[本文]
__________________________________________________

50ドル以上のご注文で、国内送料無料!

インクのにじみが味わいに

 以前にもこの連載の中でお話ししましたが、手書きすることをためらう理由として「字が汚い」「自分の書く文字に自信がない」という人が多いようです。

 

 でも、そもそも自分の書く字に自信がある人などほんの一握りでは? また、受け取る側の目線で見れば、ペン習字のテキストにあるような美しく整った文字に感動するわけではありません。わたしは、なんとなく見ていて飽きない文字、味があってその人らしいと感じる文字を見たときに、「いい字だなあ」と感じます。

 

 上手に書こうとする必要はありません。相手のことを想像しながら、丁寧に綴ればいいのです。相手の顔を思い浮かべながら書けば、不快な印象を与える文字にはなるはずがないのですから。

 

 そして、それでもなお自信が持てないようなら、万年筆をおすすめします。万年筆は不思議な道具です。いつものボールペンを万年筆に持ち換えるだけで、なんとなく背筋が伸びて自分に自信が持てる、そんな特別な気分に浸れるのです。

 

 万年筆はインクを充填して使いますから、インクのにじみがクセのある文字に、独特の風合いや味わいを与えてくれます。価格は上を見ればきりがありませんが、ここ数年は千円程度で買える手軽な万年筆がたくさん発売されています。

 

気に入ったペンが1本手元にあると、書きたい気持ちがうんと高まります。実際のところ、そのペンを使いたいがために手紙を書くこともよくあるでしょう。さらに、外出先や人前では、気に入った1本を持っているだけで、なんとなく誇らしくて鼻が高いでしょう。

 

新しいペンを購入するときには、どんなときにどんな目的で使うのかを考えてみてください。例えるなら、女性が持つバッグと同じです。普段使い用と特別なときのため用など、何本かを使い分けると、さらに楽しみが広がります。

__________________________________________________

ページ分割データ

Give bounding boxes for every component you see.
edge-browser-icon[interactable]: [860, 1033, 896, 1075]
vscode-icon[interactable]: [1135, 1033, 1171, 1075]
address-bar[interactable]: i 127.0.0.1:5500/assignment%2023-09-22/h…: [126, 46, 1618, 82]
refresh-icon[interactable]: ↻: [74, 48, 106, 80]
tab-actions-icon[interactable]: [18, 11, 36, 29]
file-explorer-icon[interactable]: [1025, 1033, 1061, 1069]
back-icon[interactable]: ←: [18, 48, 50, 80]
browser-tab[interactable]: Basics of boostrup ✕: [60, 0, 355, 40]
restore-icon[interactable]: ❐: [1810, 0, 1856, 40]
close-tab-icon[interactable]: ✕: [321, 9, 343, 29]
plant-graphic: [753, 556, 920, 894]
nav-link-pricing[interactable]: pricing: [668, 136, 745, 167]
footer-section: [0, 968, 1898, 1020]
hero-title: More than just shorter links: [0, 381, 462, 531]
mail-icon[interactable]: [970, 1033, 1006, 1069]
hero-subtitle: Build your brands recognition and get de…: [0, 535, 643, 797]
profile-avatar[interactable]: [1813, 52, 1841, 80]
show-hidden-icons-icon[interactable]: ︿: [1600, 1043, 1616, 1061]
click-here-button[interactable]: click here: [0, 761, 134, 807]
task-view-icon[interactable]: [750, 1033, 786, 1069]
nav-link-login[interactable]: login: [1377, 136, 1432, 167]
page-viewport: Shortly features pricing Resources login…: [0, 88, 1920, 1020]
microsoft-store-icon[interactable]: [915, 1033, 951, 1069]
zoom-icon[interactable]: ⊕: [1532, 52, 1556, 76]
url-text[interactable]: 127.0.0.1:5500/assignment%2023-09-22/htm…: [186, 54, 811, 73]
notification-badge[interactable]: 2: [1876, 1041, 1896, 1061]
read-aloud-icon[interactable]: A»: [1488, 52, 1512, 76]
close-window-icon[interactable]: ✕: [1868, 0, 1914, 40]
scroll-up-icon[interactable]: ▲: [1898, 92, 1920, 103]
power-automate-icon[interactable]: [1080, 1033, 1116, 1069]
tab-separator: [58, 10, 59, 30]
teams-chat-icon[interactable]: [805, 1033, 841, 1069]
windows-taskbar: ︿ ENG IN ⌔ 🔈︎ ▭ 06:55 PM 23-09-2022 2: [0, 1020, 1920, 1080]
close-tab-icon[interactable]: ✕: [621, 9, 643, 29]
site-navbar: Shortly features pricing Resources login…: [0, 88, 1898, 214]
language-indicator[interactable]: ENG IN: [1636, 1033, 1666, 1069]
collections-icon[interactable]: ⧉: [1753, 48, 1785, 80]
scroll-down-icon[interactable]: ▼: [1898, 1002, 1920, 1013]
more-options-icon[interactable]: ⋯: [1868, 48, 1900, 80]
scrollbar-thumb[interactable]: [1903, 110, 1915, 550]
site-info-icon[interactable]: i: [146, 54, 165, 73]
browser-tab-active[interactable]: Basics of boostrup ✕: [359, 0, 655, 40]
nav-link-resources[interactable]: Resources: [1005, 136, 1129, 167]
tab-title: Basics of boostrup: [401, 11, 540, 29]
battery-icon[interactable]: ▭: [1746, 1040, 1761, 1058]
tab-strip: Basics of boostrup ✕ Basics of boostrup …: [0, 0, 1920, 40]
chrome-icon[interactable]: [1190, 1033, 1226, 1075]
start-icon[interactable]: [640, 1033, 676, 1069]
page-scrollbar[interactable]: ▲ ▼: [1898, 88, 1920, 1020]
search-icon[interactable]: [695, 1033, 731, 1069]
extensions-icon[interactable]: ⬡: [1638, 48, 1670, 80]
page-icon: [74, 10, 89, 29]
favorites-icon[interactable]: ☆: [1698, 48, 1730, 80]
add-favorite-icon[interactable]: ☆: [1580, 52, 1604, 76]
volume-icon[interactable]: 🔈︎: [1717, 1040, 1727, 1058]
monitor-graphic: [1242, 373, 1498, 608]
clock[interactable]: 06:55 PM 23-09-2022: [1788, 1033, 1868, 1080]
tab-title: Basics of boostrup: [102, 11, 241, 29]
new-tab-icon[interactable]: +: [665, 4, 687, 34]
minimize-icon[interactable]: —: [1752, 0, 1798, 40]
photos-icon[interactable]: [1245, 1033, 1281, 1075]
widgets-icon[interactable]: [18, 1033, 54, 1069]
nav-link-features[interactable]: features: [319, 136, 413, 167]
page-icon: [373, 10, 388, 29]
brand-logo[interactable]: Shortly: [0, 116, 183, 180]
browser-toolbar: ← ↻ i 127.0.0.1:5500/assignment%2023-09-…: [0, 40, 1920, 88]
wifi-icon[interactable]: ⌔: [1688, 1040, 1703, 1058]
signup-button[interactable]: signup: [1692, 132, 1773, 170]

__________________________________________________

[課題]
本文のうち「でも、そもそも自分の書く字に」で始まり「はなるはずがないのですから。」まで続く部分を、「相手」を「読み手」に置き換えて書き直してください。

[解答]
でも、そもそも自分の書く字に自信がある人などほんの一握りでは? また、受け取る側の目線で見れば、ペン習字のテキストにあるような美しく整った文字に感動するわけではありません。わたしは、なんとなく見ていて飽きない文字、味があってその人らしいと感じる文字を見たときに、「いい字だなあ」と感じます。

 

 上手に書こうとする必要はありません。読み手のことを想像しながら、丁寧に綴ればいいのです。読み手の顔を思い浮かべながら書けば、不快な印象を与える文字にはなるはずがないのですから。